• [Data rows]

┌──

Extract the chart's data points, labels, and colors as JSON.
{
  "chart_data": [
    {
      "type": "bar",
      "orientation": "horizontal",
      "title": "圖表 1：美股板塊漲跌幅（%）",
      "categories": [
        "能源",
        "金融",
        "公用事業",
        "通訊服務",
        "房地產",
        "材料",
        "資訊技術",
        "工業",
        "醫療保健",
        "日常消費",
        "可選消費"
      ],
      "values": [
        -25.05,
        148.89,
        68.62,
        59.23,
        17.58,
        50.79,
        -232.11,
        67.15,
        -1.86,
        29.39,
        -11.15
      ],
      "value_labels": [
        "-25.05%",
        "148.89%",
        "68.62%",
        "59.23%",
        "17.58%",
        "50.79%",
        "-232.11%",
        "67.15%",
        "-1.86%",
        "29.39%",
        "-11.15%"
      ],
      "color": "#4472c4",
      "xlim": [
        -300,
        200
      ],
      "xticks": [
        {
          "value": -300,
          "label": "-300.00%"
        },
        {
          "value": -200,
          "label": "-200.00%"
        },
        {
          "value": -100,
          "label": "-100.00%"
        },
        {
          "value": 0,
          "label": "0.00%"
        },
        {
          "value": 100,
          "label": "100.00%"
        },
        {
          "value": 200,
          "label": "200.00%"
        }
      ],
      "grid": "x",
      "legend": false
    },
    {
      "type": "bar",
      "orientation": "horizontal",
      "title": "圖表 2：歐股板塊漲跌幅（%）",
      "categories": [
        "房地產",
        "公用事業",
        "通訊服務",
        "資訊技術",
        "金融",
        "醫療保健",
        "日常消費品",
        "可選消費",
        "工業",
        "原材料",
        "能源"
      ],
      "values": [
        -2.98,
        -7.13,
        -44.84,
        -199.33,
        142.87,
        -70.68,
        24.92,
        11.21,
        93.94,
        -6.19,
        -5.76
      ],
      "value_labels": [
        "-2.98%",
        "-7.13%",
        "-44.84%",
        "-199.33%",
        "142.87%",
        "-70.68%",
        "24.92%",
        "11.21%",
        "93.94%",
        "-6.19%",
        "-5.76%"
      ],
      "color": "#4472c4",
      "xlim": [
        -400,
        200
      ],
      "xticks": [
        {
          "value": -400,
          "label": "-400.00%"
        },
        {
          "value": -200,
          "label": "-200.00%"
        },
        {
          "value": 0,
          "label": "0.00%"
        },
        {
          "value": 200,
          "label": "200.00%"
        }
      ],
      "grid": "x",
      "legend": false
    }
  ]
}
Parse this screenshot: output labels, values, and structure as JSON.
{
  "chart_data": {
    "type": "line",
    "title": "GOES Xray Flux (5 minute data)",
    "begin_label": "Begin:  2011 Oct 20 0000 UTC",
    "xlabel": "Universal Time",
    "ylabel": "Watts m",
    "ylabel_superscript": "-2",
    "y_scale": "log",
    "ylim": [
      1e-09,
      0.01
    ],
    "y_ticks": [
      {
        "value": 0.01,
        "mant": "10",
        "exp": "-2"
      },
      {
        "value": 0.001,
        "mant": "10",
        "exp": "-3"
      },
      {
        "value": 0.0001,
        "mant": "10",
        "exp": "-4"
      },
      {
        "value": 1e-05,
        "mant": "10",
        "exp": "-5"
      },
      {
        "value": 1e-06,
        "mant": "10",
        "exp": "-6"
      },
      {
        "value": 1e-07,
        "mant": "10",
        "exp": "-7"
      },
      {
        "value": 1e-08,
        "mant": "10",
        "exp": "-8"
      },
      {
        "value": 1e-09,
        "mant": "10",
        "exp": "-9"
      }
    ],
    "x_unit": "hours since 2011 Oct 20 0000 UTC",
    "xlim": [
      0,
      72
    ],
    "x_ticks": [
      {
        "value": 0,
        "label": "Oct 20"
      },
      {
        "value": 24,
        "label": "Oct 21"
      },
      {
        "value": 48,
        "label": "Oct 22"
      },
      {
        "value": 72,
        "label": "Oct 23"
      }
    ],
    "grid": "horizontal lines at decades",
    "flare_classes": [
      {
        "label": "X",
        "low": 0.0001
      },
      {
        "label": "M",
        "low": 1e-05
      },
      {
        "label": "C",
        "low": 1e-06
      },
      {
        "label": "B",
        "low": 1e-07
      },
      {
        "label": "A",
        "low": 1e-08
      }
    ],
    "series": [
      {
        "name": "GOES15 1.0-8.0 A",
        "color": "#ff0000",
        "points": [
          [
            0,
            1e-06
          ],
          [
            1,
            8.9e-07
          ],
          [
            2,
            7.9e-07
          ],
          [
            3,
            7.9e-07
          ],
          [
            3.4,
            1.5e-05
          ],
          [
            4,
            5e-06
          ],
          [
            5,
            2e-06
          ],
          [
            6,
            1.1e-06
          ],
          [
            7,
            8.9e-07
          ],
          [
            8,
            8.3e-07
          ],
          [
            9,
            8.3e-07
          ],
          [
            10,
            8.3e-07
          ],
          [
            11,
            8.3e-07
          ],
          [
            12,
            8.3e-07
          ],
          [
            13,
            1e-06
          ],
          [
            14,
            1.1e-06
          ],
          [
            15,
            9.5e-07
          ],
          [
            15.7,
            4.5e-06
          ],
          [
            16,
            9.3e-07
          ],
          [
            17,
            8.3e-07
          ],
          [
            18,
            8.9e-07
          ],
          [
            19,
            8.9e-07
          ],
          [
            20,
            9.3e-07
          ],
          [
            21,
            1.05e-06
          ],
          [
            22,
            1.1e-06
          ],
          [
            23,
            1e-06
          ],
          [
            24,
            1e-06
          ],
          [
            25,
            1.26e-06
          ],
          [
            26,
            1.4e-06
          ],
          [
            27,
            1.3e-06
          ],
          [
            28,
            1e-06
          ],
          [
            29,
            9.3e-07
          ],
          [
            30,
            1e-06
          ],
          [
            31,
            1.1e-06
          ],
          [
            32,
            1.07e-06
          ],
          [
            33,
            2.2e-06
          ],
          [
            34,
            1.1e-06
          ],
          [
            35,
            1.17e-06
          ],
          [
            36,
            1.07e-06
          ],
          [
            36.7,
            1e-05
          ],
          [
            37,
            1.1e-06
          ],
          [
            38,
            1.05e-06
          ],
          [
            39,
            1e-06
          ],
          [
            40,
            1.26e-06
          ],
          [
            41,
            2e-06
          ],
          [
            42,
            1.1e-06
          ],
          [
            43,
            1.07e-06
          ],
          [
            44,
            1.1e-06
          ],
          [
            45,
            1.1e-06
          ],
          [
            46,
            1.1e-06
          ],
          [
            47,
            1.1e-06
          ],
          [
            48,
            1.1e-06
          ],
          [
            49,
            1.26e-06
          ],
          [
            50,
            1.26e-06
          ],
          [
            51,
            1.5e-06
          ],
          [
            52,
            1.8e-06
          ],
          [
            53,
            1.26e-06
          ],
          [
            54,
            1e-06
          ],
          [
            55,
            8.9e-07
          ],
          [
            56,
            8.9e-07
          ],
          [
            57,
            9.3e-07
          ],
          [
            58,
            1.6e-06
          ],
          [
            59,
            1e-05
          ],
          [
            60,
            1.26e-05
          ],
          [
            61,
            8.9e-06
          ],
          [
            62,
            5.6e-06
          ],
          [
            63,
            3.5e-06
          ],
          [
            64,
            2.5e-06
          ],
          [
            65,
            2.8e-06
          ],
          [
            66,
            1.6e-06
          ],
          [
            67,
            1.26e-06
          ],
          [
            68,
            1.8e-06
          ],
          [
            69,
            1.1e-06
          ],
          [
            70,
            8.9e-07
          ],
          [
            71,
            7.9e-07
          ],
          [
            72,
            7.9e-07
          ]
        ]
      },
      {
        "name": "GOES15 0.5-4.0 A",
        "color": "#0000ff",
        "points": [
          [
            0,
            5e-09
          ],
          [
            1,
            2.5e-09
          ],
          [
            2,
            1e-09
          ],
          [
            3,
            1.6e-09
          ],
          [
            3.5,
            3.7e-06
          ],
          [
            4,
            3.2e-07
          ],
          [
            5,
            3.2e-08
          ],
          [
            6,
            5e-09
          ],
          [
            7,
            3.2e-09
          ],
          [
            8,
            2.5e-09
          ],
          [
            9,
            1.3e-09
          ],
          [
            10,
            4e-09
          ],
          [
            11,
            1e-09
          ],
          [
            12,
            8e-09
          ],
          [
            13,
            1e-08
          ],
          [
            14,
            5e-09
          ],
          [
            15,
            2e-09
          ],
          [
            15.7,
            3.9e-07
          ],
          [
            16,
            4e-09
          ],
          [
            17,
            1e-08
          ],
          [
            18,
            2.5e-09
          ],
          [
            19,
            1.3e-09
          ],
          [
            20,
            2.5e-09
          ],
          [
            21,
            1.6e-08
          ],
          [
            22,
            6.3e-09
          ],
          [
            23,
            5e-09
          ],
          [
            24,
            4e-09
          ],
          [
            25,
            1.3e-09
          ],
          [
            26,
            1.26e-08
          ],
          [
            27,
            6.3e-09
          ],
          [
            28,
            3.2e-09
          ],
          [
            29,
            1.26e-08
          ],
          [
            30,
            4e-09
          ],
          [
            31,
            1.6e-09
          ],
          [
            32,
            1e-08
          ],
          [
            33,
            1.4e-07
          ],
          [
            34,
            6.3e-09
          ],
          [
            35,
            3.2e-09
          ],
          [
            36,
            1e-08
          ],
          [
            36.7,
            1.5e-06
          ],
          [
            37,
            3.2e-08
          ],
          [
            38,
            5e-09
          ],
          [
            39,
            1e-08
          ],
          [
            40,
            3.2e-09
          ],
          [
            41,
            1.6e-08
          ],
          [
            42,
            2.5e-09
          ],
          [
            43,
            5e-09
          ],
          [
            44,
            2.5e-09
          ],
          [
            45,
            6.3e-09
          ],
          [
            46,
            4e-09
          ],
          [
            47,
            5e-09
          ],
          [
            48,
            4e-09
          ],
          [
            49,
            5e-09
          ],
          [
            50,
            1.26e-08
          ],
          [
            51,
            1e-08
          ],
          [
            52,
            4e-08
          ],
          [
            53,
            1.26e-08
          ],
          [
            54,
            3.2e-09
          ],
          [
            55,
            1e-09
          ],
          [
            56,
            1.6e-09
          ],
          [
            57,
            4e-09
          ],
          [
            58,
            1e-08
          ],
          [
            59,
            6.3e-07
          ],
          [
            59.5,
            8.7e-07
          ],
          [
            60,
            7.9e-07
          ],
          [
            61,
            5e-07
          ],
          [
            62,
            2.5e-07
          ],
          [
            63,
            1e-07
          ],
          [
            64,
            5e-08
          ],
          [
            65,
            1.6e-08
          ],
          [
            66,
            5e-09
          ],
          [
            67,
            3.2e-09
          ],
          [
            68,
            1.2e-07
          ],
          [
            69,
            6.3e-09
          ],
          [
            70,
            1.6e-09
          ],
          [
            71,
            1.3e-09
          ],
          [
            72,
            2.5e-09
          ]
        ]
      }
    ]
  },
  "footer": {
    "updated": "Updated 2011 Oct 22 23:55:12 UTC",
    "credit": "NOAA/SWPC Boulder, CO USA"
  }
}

└──

• [Exercise instructions]
Each line containing "JSON" counts once; state the total number of such lines and nothing else.

• [Solution to the problem]
2